>> Start EXERCISE INPUTS

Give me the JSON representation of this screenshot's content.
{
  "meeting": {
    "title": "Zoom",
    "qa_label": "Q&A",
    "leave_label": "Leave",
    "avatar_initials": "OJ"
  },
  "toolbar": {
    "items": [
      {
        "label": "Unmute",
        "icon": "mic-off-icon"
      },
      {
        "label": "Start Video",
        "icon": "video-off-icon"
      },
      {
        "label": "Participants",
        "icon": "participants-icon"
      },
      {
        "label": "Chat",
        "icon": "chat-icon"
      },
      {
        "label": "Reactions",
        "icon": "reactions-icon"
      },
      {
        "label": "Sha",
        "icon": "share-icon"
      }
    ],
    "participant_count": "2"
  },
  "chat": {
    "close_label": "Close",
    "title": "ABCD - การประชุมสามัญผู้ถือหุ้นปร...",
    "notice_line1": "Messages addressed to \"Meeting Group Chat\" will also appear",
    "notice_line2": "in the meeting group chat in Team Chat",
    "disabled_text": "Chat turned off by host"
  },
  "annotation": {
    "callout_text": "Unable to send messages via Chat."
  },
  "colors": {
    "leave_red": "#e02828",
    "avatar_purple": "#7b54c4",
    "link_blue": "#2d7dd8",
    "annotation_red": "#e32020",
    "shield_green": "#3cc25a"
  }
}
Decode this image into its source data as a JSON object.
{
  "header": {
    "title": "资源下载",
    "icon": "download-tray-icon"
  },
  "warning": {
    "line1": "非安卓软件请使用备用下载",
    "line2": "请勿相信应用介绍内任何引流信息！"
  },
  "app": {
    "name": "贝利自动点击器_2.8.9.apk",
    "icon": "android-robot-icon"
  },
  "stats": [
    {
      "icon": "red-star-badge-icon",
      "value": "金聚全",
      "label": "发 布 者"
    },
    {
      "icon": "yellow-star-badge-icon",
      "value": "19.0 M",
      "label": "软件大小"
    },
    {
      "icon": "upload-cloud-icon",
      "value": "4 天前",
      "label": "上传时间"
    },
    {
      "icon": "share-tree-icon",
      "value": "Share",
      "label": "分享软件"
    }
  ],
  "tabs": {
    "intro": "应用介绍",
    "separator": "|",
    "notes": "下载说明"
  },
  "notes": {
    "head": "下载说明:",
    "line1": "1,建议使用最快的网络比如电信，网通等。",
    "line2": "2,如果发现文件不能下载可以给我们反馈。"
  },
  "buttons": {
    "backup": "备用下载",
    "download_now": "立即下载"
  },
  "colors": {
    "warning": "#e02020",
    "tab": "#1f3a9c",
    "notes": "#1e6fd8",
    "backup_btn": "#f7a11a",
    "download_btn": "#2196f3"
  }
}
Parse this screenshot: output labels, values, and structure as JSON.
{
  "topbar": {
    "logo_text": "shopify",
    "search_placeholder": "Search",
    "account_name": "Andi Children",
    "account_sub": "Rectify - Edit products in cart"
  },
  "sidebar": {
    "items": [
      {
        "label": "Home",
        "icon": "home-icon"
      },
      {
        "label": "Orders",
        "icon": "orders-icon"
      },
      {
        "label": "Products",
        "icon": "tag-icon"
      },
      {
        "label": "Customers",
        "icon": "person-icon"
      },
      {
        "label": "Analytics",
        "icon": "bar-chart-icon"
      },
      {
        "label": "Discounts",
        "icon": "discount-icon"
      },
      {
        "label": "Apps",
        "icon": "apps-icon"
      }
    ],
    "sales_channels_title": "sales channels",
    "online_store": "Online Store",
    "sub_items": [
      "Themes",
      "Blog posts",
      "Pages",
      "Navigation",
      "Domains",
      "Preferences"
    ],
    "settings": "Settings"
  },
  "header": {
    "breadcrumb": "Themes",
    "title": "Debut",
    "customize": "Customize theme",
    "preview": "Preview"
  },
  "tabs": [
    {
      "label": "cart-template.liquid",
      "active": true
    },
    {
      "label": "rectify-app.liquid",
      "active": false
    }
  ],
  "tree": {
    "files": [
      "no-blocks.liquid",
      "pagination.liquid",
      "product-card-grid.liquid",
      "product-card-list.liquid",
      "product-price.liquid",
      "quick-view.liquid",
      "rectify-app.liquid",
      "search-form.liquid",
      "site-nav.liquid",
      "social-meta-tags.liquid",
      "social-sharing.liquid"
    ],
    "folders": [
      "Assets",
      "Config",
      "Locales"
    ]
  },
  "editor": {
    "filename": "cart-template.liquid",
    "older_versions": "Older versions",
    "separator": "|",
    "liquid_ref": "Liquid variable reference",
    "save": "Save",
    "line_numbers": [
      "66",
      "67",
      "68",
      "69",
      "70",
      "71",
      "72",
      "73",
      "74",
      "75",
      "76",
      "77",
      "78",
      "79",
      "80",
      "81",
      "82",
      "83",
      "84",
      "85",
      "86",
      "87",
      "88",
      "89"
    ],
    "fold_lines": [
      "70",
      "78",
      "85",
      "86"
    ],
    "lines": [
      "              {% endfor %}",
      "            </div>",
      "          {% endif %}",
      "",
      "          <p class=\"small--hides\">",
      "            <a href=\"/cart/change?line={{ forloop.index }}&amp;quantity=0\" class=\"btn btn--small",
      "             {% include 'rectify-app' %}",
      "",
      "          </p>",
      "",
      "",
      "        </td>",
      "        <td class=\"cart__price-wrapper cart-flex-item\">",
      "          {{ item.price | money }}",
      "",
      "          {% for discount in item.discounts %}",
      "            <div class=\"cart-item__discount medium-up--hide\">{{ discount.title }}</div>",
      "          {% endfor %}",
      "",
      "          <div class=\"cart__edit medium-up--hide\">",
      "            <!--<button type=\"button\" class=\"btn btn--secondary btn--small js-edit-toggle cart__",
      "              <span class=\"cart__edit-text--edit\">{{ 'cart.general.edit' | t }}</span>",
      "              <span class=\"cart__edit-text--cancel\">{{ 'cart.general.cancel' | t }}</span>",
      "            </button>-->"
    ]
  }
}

>> End EXERCISE INPUTS

_TO BE DONE_. Select all lines in the listing that include the word "social".

_SOLUTION TO THIS PROBLEM_.
      "social-meta-tags.liquid",
      "social-sharing.liquid"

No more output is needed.